ИСХОДНЫЙ ТЕКСТ:
+---+
Стиль “Гробовщика” обычно интерпретируется или в духе пародии на страшные готические сказки или как зарождение реалистического подхода в литературе — некий эмбрион физиологического очерка или этюда, посвященного изучению профессии (в данном случае профессии гробовщика).
Если анализировать этот выбор автора, то следует отметить, что Пушкина всегда интересовало лишь одно ремесло — писателя, поэта. В редкие моменты вдохновения — это пророк, гений, верховный жрец в храме Аполлона, гонимый невежественной и агрессивной чернью. С другой стороны — это, возможно, низкий и слабый человек (“И меж детей ничтожных мира, / Быть может, всех ничтожней он”).
Я предлагаю посмотреть на Адрияна Прохорова как на наиболее полно вылепленную модель сниженной ипостаси поэта, творца и человека, разработанную Пушкиным в болдинский период.
+---+
ИСХОДНЫЕ МАТЕРИАЛЫ:
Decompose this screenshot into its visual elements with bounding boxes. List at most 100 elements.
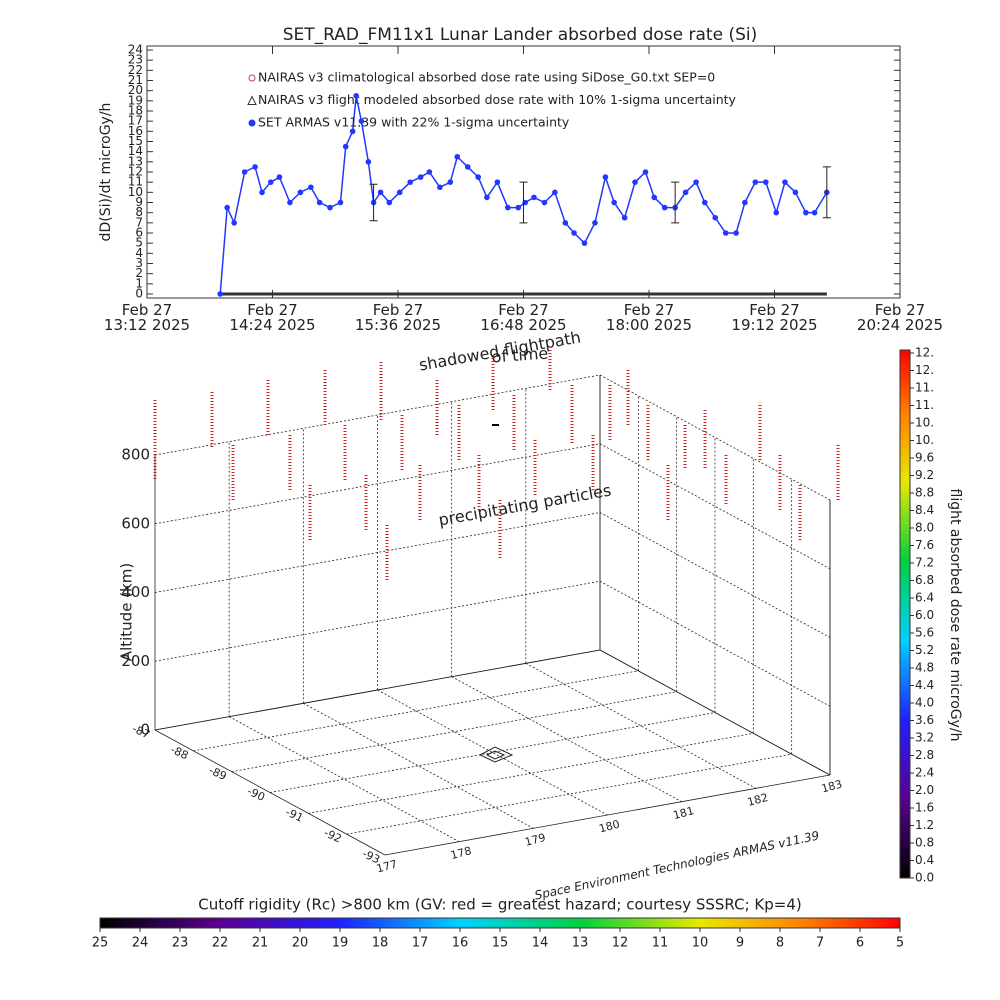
+---+
ЗАДАНИЕ: Перепишите из текста о «Гробовщике» фрагмент, который начинается словами «Если анализировать этот» и заканчивается словами «в болдинский период.».

ОТВЕТ:
Если анализировать этот выбор автора, то следует отметить, что Пушкина всегда интересовало лишь одно ремесло — писателя, поэта. В редкие моменты вдохновения — это пророк, гений, верховный жрец в храме Аполлона, гонимый невежественной и агрессивной чернью. С другой стороны — это, возможно, низкий и слабый человек (“И меж детей ничтожных мира, / Быть может, всех ничтожней он”).
Я предлагаю посмотреть на Адрияна Прохорова как на наиболее полно вылепленную модель сниженной ипостаси поэта, творца и человека, разработанную Пушкиным в болдинский период.